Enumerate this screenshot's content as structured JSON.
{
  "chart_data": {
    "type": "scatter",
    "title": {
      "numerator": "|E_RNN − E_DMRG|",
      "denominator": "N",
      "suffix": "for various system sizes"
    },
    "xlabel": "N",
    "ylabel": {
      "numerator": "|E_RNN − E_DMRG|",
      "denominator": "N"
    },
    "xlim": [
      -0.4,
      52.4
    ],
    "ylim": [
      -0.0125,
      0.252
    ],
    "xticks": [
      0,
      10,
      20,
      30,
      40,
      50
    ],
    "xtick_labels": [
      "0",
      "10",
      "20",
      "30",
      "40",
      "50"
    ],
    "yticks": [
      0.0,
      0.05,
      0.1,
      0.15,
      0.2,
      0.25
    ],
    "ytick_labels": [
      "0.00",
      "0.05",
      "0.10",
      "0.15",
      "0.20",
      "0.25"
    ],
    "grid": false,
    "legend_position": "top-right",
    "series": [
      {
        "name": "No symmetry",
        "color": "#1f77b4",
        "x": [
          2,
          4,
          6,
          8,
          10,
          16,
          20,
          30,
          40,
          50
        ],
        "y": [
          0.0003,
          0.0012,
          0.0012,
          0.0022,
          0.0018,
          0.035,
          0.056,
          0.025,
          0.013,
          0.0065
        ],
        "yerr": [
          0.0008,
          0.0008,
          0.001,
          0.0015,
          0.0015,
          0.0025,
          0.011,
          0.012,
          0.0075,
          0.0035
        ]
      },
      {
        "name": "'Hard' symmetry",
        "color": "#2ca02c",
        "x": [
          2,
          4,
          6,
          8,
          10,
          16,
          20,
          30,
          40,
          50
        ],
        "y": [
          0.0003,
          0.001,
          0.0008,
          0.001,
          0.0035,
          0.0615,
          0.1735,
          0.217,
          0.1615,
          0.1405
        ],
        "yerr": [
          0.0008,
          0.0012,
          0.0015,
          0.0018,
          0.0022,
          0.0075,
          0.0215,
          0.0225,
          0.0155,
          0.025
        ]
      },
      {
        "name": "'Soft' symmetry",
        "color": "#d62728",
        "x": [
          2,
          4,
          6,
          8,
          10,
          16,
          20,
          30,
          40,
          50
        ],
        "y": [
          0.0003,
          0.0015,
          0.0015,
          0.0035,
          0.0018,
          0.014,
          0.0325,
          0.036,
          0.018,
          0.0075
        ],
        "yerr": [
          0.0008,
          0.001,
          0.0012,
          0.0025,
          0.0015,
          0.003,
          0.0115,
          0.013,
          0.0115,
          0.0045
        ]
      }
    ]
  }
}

==

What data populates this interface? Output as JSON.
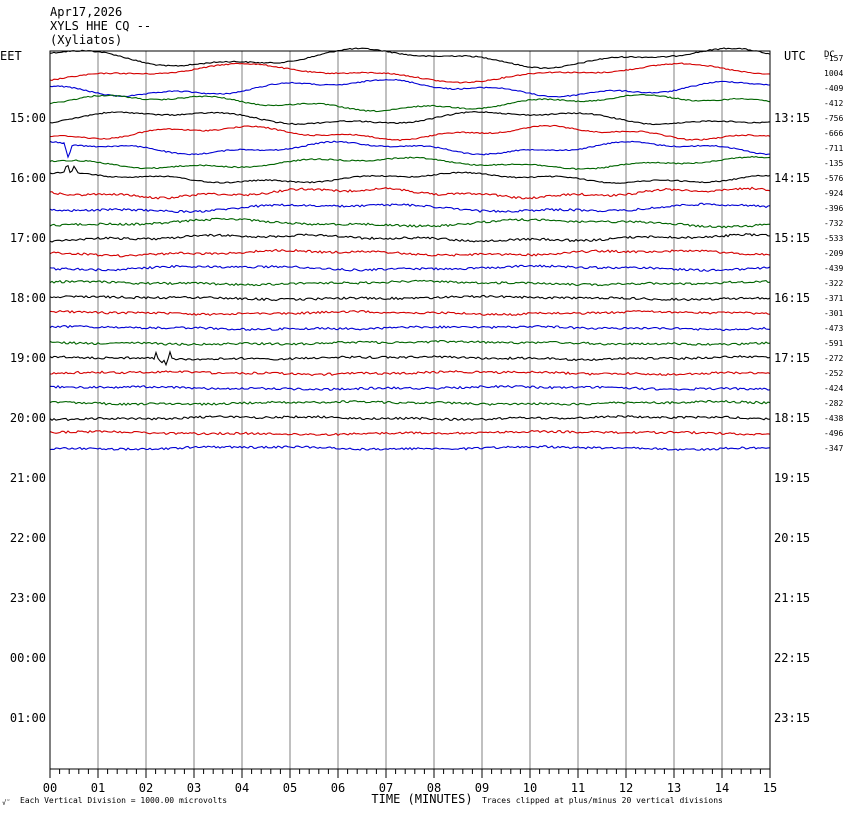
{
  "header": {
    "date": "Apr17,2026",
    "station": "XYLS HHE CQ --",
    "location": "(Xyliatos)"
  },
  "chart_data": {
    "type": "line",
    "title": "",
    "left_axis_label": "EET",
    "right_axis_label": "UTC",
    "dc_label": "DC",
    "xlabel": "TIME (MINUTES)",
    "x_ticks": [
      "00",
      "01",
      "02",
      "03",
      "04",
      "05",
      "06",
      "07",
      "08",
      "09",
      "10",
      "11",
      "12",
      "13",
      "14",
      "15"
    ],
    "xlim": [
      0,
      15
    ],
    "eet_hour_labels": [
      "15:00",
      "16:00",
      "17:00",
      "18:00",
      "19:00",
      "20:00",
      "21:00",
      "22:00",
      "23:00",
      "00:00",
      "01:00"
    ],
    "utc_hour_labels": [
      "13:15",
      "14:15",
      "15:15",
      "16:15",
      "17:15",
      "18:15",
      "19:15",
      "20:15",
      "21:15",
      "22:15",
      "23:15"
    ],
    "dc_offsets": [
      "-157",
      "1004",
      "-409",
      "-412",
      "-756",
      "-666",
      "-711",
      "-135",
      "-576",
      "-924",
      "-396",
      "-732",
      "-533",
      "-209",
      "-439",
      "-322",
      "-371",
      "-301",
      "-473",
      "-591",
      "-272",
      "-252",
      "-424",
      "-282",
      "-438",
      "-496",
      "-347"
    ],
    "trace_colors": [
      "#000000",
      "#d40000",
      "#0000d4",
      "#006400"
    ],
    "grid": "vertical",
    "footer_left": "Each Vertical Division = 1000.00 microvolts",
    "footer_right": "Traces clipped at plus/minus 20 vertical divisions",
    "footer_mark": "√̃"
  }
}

_Given problem:_ Tally up the lines with the word "this" in them, and answer with that number by itself.

_Complete response:_ 2